## BRIEF
Collect each line of the records containing the string "which".

## GIVEN ENTRIES
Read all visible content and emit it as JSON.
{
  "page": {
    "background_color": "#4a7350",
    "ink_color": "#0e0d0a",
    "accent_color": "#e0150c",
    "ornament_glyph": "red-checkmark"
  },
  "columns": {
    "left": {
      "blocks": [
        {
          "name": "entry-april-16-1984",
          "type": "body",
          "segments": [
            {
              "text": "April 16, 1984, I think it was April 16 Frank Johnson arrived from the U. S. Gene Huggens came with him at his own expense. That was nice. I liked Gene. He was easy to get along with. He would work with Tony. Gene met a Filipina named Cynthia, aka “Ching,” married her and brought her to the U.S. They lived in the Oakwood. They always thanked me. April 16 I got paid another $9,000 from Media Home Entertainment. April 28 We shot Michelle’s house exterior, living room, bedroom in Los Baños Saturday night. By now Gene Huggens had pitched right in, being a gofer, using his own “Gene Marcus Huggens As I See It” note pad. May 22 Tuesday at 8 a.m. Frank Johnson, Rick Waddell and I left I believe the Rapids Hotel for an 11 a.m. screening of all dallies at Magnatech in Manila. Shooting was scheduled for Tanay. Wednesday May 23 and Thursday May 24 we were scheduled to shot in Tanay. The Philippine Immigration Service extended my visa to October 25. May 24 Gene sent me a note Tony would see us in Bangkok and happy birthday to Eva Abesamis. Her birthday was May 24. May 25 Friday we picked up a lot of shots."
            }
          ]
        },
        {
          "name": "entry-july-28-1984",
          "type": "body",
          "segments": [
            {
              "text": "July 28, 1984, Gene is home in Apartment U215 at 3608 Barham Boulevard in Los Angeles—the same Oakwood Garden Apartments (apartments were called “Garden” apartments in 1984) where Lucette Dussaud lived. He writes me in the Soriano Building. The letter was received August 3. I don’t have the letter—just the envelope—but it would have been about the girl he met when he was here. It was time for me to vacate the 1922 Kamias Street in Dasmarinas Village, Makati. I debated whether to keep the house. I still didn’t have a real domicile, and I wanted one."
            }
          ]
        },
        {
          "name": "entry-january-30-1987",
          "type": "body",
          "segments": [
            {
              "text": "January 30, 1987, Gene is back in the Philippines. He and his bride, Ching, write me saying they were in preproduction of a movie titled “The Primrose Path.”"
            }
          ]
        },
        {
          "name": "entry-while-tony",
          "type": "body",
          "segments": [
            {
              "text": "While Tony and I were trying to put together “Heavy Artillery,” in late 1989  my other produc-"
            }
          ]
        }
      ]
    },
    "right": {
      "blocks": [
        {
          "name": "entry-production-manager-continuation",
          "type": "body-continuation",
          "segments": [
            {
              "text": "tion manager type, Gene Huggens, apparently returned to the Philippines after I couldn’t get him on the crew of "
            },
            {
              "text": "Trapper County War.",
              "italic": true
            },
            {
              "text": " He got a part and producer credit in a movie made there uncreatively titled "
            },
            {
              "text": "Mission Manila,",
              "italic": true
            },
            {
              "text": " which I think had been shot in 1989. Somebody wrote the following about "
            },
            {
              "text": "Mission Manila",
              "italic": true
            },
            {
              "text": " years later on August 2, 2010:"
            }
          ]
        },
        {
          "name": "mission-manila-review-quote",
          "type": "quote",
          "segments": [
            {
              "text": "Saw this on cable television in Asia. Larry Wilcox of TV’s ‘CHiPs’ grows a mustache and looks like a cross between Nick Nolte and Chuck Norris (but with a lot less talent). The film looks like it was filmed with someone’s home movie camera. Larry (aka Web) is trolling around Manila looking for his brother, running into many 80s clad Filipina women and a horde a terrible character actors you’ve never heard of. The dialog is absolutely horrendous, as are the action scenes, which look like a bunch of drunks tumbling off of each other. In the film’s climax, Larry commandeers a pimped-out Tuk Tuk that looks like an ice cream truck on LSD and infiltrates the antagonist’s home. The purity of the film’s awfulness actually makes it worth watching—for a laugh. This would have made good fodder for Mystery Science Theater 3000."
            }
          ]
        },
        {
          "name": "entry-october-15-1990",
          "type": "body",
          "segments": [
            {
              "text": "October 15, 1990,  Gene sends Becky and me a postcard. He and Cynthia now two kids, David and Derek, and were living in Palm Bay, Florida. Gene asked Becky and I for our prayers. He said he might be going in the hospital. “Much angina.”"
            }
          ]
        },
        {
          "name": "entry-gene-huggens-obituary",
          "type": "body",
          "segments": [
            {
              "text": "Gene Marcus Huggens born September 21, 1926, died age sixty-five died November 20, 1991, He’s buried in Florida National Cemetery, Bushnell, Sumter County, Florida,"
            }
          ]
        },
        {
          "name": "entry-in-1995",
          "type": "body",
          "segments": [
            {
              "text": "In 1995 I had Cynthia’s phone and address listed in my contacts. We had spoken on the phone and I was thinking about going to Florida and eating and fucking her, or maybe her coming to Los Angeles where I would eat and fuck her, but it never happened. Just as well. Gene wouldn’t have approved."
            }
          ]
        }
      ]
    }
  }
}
* * *
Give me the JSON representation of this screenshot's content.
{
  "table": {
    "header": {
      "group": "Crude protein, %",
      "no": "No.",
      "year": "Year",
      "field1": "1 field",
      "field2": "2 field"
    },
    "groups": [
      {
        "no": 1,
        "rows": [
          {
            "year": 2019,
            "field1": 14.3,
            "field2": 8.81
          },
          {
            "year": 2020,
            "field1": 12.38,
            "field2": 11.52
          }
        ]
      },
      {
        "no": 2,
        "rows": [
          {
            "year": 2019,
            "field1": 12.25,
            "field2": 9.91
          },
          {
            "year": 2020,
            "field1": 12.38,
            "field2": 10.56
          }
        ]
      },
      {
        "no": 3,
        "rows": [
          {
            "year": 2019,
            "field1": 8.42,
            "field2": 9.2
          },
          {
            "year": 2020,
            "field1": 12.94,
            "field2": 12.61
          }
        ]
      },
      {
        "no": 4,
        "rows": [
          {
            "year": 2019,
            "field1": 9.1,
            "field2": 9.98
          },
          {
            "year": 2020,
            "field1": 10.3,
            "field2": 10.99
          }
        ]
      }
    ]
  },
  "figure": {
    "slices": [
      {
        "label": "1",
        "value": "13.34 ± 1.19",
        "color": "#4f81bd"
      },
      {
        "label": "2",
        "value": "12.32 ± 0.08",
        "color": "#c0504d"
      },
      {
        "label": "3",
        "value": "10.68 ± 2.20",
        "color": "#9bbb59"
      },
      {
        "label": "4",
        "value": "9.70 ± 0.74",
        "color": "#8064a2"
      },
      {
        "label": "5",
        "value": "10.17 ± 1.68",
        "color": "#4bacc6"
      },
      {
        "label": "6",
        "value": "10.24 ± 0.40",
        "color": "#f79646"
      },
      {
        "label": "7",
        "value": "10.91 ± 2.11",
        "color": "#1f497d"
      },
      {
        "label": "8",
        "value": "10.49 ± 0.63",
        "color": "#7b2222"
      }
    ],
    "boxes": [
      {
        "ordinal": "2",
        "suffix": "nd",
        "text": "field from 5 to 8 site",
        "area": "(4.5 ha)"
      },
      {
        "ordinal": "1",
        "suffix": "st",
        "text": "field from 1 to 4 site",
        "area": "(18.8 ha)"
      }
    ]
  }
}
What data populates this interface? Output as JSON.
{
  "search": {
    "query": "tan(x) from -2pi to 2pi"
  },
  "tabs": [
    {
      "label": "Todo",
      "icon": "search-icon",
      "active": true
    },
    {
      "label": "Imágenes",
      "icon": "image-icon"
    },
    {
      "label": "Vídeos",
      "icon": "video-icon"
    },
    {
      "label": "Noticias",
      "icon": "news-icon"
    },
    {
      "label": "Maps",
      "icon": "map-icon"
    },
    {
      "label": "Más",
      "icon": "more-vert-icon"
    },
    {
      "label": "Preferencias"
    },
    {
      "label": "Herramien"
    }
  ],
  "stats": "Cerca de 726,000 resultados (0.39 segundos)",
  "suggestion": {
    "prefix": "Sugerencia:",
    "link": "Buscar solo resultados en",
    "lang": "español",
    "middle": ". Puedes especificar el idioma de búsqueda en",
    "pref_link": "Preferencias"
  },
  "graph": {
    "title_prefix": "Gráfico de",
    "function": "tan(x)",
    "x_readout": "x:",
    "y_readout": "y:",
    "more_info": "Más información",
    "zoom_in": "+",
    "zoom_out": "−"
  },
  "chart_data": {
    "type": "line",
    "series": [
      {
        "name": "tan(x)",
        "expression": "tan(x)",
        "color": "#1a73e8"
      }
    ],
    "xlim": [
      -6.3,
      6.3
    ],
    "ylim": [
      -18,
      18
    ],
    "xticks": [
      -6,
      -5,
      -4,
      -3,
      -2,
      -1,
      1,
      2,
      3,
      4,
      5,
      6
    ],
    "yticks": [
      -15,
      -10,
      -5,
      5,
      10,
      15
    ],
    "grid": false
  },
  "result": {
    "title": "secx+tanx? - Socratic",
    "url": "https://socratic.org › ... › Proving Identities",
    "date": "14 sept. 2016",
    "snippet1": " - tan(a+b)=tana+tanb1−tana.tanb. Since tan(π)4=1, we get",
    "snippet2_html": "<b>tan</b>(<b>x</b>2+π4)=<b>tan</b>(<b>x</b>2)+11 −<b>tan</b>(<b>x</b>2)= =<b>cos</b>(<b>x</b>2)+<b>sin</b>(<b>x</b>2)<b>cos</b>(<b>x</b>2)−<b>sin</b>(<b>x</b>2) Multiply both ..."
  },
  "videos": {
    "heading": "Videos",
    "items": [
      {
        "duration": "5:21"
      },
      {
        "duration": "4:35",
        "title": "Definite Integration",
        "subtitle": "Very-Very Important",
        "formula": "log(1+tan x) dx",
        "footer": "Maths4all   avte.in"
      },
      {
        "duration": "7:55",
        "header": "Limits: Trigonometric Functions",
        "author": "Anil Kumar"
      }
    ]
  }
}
--
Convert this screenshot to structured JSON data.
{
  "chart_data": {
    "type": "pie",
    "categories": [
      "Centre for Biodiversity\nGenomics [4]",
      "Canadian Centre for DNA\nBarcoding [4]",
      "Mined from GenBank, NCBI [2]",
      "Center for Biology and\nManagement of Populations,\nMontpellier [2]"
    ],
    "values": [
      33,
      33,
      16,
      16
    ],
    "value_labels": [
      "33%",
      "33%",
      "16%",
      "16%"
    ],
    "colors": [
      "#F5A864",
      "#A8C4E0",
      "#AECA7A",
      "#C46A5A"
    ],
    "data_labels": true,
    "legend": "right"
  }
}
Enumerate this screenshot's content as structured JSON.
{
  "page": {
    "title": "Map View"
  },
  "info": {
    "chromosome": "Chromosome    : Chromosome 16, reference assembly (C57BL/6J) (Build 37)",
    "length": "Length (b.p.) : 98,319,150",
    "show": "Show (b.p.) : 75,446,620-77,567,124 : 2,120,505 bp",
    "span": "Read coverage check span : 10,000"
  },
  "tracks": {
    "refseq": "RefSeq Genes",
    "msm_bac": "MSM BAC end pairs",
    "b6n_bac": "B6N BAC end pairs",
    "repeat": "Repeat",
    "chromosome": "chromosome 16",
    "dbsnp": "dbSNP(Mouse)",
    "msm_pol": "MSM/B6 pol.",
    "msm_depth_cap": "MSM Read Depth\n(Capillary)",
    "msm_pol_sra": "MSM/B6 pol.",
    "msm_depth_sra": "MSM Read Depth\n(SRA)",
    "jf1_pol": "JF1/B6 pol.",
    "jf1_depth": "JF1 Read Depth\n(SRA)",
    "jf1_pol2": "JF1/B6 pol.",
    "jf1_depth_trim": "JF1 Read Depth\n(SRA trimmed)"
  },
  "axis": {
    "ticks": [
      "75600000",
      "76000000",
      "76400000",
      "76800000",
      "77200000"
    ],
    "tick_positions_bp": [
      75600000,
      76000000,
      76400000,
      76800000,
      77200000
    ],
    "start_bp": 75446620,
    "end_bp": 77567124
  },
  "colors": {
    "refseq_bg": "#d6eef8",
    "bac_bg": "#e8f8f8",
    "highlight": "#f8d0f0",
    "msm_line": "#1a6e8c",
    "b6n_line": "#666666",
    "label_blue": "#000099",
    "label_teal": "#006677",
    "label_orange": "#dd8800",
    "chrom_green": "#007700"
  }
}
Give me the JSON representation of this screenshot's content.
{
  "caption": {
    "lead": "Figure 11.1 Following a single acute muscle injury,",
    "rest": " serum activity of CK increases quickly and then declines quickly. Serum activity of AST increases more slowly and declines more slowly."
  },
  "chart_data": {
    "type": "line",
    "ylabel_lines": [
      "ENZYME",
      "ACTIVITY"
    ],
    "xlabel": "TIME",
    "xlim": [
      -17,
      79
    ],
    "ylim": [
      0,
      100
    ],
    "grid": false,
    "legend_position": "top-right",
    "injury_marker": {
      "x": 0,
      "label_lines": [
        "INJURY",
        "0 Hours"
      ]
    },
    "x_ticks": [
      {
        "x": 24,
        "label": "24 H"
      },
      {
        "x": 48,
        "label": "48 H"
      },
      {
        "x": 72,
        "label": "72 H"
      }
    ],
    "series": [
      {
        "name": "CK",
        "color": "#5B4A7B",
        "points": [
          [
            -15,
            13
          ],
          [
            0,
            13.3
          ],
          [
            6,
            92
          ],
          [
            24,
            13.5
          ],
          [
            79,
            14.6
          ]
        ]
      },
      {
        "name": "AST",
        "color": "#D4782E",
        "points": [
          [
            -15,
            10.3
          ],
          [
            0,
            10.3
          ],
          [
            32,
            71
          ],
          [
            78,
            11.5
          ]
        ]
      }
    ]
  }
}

## THE COMPLETED TASK
              "text": " which I think had been shot in 1989. Somebody wrote the following about "
              "text": "Saw this on cable television in Asia. Larry Wilcox of TV’s ‘CHiPs’ grows a mustache and looks like a cross between Nick Nolte and Chuck Norris (but with a lot less talent). The film looks like it was filmed with someone’s home movie camera. Larry (aka Web) is trolling around Manila looking for his brother, running into many 80s clad Filipina women and a horde a terrible character actors you’ve never heard of. The dialog is absolutely horrendous, as are the action scenes, which look like a bunch of drunks tumbling off of each other. In the film’s climax, Larry commandeers a pimped-out Tuk Tuk that looks like an ice cream truck on LSD and infiltrates the antagonist’s home. The purity of the film’s awfulness actually makes it worth watching—for a laugh. This would have made good fodder for Mystery Science Theater 3000."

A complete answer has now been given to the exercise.